* LISTED RECORDS
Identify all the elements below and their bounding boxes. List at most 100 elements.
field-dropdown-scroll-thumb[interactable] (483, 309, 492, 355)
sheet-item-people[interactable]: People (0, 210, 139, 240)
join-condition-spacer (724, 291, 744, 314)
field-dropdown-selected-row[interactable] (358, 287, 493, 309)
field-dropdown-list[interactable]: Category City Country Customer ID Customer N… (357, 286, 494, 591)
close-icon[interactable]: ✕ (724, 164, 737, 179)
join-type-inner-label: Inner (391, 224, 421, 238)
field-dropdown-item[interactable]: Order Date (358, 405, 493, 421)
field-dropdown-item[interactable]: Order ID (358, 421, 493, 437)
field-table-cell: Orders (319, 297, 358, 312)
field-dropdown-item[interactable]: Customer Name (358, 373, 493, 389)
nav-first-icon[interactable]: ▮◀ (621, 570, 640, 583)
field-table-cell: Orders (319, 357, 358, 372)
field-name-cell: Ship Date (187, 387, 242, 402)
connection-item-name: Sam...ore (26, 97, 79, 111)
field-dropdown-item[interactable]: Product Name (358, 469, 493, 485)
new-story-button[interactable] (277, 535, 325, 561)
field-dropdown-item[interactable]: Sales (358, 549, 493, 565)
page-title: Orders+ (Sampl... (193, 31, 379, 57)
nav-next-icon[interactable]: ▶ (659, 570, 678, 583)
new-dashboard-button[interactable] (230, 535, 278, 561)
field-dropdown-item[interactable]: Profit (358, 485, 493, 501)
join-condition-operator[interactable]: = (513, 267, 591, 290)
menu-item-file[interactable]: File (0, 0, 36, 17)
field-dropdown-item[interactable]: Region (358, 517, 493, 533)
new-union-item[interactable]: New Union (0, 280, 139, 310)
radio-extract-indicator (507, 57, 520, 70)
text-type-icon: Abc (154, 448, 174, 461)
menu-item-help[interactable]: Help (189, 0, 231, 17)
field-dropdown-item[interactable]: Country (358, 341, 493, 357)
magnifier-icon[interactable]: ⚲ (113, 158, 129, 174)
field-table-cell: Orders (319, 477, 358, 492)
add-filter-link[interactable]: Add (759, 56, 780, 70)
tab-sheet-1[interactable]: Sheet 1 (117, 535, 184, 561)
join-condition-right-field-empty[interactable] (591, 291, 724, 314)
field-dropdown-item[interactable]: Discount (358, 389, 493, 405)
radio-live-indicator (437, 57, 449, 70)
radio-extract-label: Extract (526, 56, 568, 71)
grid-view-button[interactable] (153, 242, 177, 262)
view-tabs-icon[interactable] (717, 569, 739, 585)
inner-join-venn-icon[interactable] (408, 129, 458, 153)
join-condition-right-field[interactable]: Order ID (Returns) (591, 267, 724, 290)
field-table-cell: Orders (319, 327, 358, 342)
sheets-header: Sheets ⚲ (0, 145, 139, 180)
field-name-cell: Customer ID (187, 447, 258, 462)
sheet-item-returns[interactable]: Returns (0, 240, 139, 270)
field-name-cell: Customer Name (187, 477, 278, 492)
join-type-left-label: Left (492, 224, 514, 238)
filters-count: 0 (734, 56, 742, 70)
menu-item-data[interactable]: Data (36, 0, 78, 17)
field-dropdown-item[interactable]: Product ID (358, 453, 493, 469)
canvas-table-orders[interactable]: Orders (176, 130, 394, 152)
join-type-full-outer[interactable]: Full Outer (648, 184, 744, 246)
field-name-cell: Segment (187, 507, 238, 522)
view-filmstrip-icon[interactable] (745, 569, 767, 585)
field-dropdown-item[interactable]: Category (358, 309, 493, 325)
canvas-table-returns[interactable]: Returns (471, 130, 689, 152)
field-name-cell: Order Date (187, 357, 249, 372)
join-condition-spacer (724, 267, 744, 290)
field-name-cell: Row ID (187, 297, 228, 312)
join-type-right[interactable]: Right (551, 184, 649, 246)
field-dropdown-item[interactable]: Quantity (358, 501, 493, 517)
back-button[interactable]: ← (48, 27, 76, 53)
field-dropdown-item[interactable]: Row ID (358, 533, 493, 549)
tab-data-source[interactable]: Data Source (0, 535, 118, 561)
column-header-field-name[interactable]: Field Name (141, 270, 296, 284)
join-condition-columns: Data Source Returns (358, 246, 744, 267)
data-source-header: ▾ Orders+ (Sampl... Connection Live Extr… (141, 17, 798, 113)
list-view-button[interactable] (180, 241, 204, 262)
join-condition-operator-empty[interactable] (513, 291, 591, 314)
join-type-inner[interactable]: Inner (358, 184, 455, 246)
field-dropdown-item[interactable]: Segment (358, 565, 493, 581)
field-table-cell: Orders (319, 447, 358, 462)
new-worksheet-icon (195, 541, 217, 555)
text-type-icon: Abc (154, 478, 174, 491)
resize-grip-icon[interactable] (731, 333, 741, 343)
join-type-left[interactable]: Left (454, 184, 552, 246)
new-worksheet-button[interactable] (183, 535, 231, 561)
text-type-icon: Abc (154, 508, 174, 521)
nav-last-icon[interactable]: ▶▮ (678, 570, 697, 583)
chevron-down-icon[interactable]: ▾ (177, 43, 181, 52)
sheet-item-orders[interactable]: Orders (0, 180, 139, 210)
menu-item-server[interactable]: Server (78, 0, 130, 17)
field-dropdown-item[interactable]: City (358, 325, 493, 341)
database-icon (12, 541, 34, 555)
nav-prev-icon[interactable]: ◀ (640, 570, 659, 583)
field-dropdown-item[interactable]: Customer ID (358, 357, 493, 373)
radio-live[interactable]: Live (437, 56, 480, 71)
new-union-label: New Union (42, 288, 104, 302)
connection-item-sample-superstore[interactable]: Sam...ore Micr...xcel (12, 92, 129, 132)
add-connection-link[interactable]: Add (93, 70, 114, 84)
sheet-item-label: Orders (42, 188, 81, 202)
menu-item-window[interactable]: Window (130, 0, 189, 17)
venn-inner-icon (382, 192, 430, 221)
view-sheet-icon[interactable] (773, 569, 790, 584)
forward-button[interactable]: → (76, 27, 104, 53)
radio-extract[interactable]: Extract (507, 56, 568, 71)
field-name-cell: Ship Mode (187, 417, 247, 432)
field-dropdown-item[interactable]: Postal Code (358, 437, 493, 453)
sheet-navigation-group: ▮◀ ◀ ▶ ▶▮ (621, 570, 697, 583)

* STATED TASK
Reproduce verbatim everything in the listing above, from its first line down to and including the line containing "new-union-item[interactable]: New Union".

* THE RESPONSE
Identify all the elements below and their bounding boxes. List at most 100 elements.
field-dropdown-scroll-thumb[interactable] (483, 309, 492, 355)
sheet-item-people[interactable]: People (0, 210, 139, 240)
join-condition-spacer (724, 291, 744, 314)
field-dropdown-selected-row[interactable] (358, 287, 493, 309)
field-dropdown-list[interactable]: Category City Country Customer ID Customer N… (357, 286, 494, 591)
close-icon[interactable]: ✕ (724, 164, 737, 179)
join-type-inner-label: Inner (391, 224, 421, 238)
field-dropdown-item[interactable]: Order Date (358, 405, 493, 421)
field-dropdown-item[interactable]: Order ID (358, 421, 493, 437)
field-table-cell: Orders (319, 297, 358, 312)
field-dropdown-item[interactable]: Customer Name (358, 373, 493, 389)
nav-first-icon[interactable]: ▮◀ (621, 570, 640, 583)
field-table-cell: Orders (319, 357, 358, 372)
field-name-cell: Ship Date (187, 387, 242, 402)
connection-item-name: Sam...ore (26, 97, 79, 111)
field-dropdown-item[interactable]: Product Name (358, 469, 493, 485)
new-story-button[interactable] (277, 535, 325, 561)
field-dropdown-item[interactable]: Sales (358, 549, 493, 565)
page-title: Orders+ (Sampl... (193, 31, 379, 57)
nav-next-icon[interactable]: ▶ (659, 570, 678, 583)
new-dashboard-button[interactable] (230, 535, 278, 561)
field-dropdown-item[interactable]: Profit (358, 485, 493, 501)
join-condition-operator[interactable]: = (513, 267, 591, 290)
menu-item-file[interactable]: File (0, 0, 36, 17)
field-dropdown-item[interactable]: Region (358, 517, 493, 533)
new-union-item[interactable]: New Union (0, 280, 139, 310)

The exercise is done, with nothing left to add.